**What the task requires**:
Write out all the lines again, precisely as they stand, but without the images.

**Extracted records**:
***

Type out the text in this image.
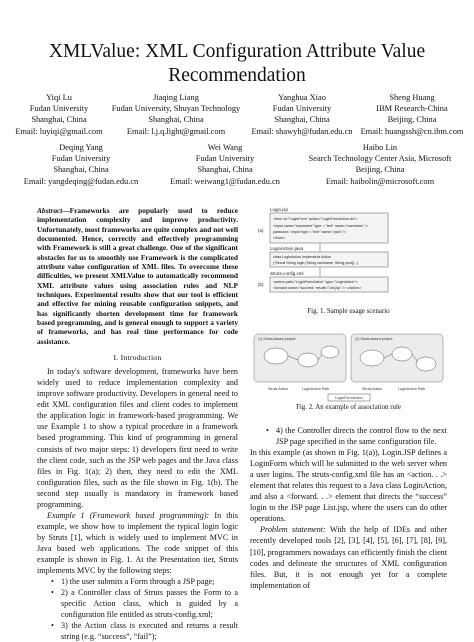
XMLValue: XML Configuration Attribute Value Recommendation
Yiqi Lu
Fudan University
Shanghai, China
Email: luyiqi@gmail.com
Jiaqing Liang
Fudan University, Shuyan Technology
Shanghai, China
Email: l.j.q.light@gmail.com
Yanghua Xiao
Fudan University
Shanghai, China
Email: shawyh@fudan.edu.cn
Sheng Huang
IBM Research-China
Beijing, China
Email: huangssh@cn.ibm.com
Deqing Yang
Fudan University
Shanghai, China
Email: yangdeqing@fudan.edu.cn
Wei Wang
Fudan University
Shanghai, China
Email: weiwang1@fudan.edu.cn
Haibo Lin
Search Technology Center Asia, Microsoft
Beijing, China
Email: haibolin@microsoft.com

Abstract—Frameworks are popularly used to reduce implementation complexity and improve productivity. Unfortunately, most frameworks are quite complex and not well documented. Hence, correctly and effectively programming with Framework is still a great challenge. One of the significant obstacles for us to smoothly use Framework is the complicated attribute value configuration of XML files. To overcome these difficulties, we present XMLValue to automatically recommend XML attribute values using association rules and NLP techniques. Experimental results show that our tool is efficient and effective for mining reusable configuration snippets, and has significantly shorten development time for framework based programming, and is general enough to support a variety of frameworks, and has real time performance for code assistance.

I. Introduction

In today's software development, frameworks have been widely used to reduce implementation complexity and improve software productivity. Developers in general need to edit XML configuration files and client codes to implement the application logic in framework-based programming. We use Example 1 to show a typical procedure in a framework based programming. This kind of programming in general consists of two major steps: 1) developers first need to write the client code, such as the JSP web pages and the Java class files in Fig. 1(a); 2) then, they need to edit the XML configuration files, such as the file shown in Fig. 1(b). The second step usually is mandatory in framework based programming.

Example 1 (Framework based programming): In this example, we show how to implement the typical login logic by Struts [1], which is widely used to implement MVC in Java based web applications. The code snippet of this example is shown in Fig. 1. At the Presentation tier, Struts implements MVC by the following steps:

• 1) the user submits a Form through a JSP page;
• 2) a Controller class of Struts passes the Form to a specific Action class, which is guided by a configuration file entitled as struts-config.xml;
• 3) the Action class is executed and returns a result string (e.g. “success”, “fail”);
Login.jsp
<form id="LoginForm" action="LoginFormAction.do">
<input name="username" type = "text" name="username" />
password: <input type = "text" name="pwd" />
</form>
(a)
LoginAction.java
class LoginAction implements Action
{ Result String login (String username, String pwd){...}
Struts-config.xml
<action path="LoginFormAction" type="LoginAction">
<forward name="success" resultt="List.jsp" /> </action>
(b)
Fig. 1. Sample usage scenario
(1) Struts-based project	(2) Struts-based project
Struts Action	LoginAction Path	Struts Action	LoginAction Path
LoginFormAction
Fig. 2. An example of association rule
• 4) the Controller directs the control flow to the next JSP page specified in the same configuration file.

In this example (as shown in Fig. 1(a)), Login.JSP defines a LoginForm which will be submitted to the web server when a user logins. The struts-config.xml file has an <action. . .> element that relates this request to a Java class LoginAction, and also a <forward. . .> element that directs the “success” login to the JSP page List.jsp, where the users can do other operations.

Problem statement: With the help of IDEs and other recently developed tools [2], [3], [4], [5], [6], [7], [8], [9], [10], programmers nowadays can efficiently finish the client codes and delineate the structures of XML configuration files. But, it is not enough yet for a complete implementation of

***

**Problem solution**:
Type out the text in this image.
XMLValue: XML Configuration Attribute Value Recommendation
Yiqi Lu
Fudan University
Shanghai, China
Email: luyiqi@gmail.com
Jiaqing Liang
Fudan University, Shuyan Technology
Shanghai, China
Email: l.j.q.light@gmail.com
Yanghua Xiao
Fudan University
Shanghai, China
Email: shawyh@fudan.edu.cn
Sheng Huang
IBM Research-China
Beijing, China
Email: huangssh@cn.ibm.com
Deqing Yang
Fudan University
Shanghai, China
Email: yangdeqing@fudan.edu.cn
Wei Wang
Fudan University
Shanghai, China
Email: weiwang1@fudan.edu.cn
Haibo Lin
Search Technology Center Asia, Microsoft
Beijing, China
Email: haibolin@microsoft.com

Abstract—Frameworks are popularly used to reduce implementation complexity and improve productivity. Unfortunately, most frameworks are quite complex and not well documented. Hence, correctly and effectively programming with Framework is still a great challenge. One of the significant obstacles for us to smoothly use Framework is the complicated attribute value configuration of XML files. To overcome these difficulties, we present XMLValue to automatically recommend XML attribute values using association rules and NLP techniques. Experimental results show that our tool is efficient and effective for mining reusable configuration snippets, and has significantly shorten development time for framework based programming, and is general enough to support a variety of frameworks, and has real time performance for code assistance.

I. Introduction

In today's software development, frameworks have been widely used to reduce implementation complexity and improve software productivity. Developers in general need to edit XML configuration files and client codes to implement the application logic in framework-based programming. We use Example 1 to show a typical procedure in a framework based programming. This kind of programming in general consists of two major steps: 1) developers first need to write the client code, such as the JSP web pages and the Java class files in Fig. 1(a); 2) then, they need to edit the XML configuration files, such as the file shown in Fig. 1(b). The second step usually is mandatory in framework based programming.

Example 1 (Framework based programming): In this example, we show how to implement the typical login logic by Struts [1], which is widely used to implement MVC in Java based web applications. The code snippet of this example is shown in Fig. 1. At the Presentation tier, Struts implements MVC by the following steps:

• 1) the user submits a Form through a JSP page;
• 2) a Controller class of Struts passes the Form to a specific Action class, which is guided by a configuration file entitled as struts-config.xml;
• 3) the Action class is executed and returns a result string (e.g. “success”, “fail”);
Login.jsp
<form id="LoginForm" action="LoginFormAction.do">
<input name="username" type = "text" name="username" />
password: <input type = "text" name="pwd" />
</form>
(a)
LoginAction.java
class LoginAction implements Action
{ Result String login (String username, String pwd){...}
Struts-config.xml
<action path="LoginFormAction" type="LoginAction">
<forward name="success" resultt="List.jsp" /> </action>
(b)
Fig. 1. Sample usage scenario
(1) Struts-based project	(2) Struts-based project
Struts Action	LoginAction Path	Struts Action	LoginAction Path
LoginFormAction
Fig. 2. An example of association rule
• 4) the Controller directs the control flow to the next JSP page specified in the same configuration file.

In this example (as shown in Fig. 1(a)), Login.JSP defines a LoginForm which will be submitted to the web server when a user logins. The struts-config.xml file has an <action. . .> element that relates this request to a Java class LoginAction, and also a <forward. . .> element that directs the “success” login to the JSP page List.jsp, where the users can do other operations.

Problem statement: With the help of IDEs and other recently developed tools [2], [3], [4], [5], [6], [7], [8], [9], [10], programmers nowadays can efficiently finish the client codes and delineate the structures of XML configuration files. But, it is not enough yet for a complete implementation of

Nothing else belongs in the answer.